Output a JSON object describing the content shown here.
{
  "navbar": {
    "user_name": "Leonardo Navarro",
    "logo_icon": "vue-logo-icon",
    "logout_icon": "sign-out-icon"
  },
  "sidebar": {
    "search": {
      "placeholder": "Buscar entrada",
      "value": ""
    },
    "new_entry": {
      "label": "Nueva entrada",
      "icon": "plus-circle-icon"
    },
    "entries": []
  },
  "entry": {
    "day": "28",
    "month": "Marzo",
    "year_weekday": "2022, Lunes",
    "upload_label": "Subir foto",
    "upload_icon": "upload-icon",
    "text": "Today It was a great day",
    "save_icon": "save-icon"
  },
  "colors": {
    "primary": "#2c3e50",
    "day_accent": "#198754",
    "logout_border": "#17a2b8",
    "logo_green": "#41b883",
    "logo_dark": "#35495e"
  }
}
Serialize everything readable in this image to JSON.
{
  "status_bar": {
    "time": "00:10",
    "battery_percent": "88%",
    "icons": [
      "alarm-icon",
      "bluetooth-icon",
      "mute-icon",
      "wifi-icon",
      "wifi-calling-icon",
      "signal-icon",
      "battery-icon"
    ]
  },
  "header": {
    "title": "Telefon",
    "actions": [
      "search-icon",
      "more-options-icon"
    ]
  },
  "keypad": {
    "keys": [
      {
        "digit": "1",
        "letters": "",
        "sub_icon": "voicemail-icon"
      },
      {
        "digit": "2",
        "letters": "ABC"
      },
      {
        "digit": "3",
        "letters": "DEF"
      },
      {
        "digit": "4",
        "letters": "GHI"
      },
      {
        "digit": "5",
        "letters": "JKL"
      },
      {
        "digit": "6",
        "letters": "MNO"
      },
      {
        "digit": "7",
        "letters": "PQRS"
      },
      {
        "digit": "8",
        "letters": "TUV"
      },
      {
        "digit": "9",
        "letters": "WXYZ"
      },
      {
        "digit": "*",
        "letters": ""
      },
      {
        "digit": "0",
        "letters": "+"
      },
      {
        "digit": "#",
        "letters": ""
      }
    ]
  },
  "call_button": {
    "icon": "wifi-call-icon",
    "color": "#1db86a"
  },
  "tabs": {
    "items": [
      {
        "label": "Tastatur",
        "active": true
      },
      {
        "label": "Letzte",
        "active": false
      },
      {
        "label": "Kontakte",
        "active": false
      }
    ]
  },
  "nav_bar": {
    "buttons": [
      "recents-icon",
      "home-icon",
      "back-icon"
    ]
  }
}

- INSTRUCTIONS TO FOLLOW -
Retype all of the entries precisely as they are.

- SOLUTION TO THE PROBLEM -
Output a JSON object describing the content shown here.
{
  "navbar": {
    "user_name": "Leonardo Navarro",
    "logo_icon": "vue-logo-icon",
    "logout_icon": "sign-out-icon"
  },
  "sidebar": {
    "search": {
      "placeholder": "Buscar entrada",
      "value": ""
    },
    "new_entry": {
      "label": "Nueva entrada",
      "icon": "plus-circle-icon"
    },
    "entries": []
  },
  "entry": {
    "day": "28",
    "month": "Marzo",
    "year_weekday": "2022, Lunes",
    "upload_label": "Subir foto",
    "upload_icon": "upload-icon",
    "text": "Today It was a great day",
    "save_icon": "save-icon"
  },
  "colors": {
    "primary": "#2c3e50",
    "day_accent": "#198754",
    "logout_border": "#17a2b8",
    "logo_green": "#41b883",
    "logo_dark": "#35495e"
  }
}
Serialize everything readable in this image to JSON.
{
  "status_bar": {
    "time": "00:10",
    "battery_percent": "88%",
    "icons": [
      "alarm-icon",
      "bluetooth-icon",
      "mute-icon",
      "wifi-icon",
      "wifi-calling-icon",
      "signal-icon",
      "battery-icon"
    ]
  },
  "header": {
    "title": "Telefon",
    "actions": [
      "search-icon",
      "more-options-icon"
    ]
  },
  "keypad": {
    "keys": [
      {
        "digit": "1",
        "letters": "",
        "sub_icon": "voicemail-icon"
      },
      {
        "digit": "2",
        "letters": "ABC"
      },
      {
        "digit": "3",
        "letters": "DEF"
      },
      {
        "digit": "4",
        "letters": "GHI"
      },
      {
        "digit": "5",
        "letters": "JKL"
      },
      {
        "digit": "6",
        "letters": "MNO"
      },
      {
        "digit": "7",
        "letters": "PQRS"
      },
      {
        "digit": "8",
        "letters": "TUV"
      },
      {
        "digit": "9",
        "letters": "WXYZ"
      },
      {
        "digit": "*",
        "letters": ""
      },
      {
        "digit": "0",
        "letters": "+"
      },
      {
        "digit": "#",
        "letters": ""
      }
    ]
  },
  "call_button": {
    "icon": "wifi-call-icon",
    "color": "#1db86a"
  },
  "tabs": {
    "items": [
      {
        "label": "Tastatur",
        "active": true
      },
      {
        "label": "Letzte",
        "active": false
      },
      {
        "label": "Kontakte",
        "active": false
      }
    ]
  },
  "nav_bar": {
    "buttons": [
      "recents-icon",
      "home-icon",
      "back-icon"
    ]
  }
}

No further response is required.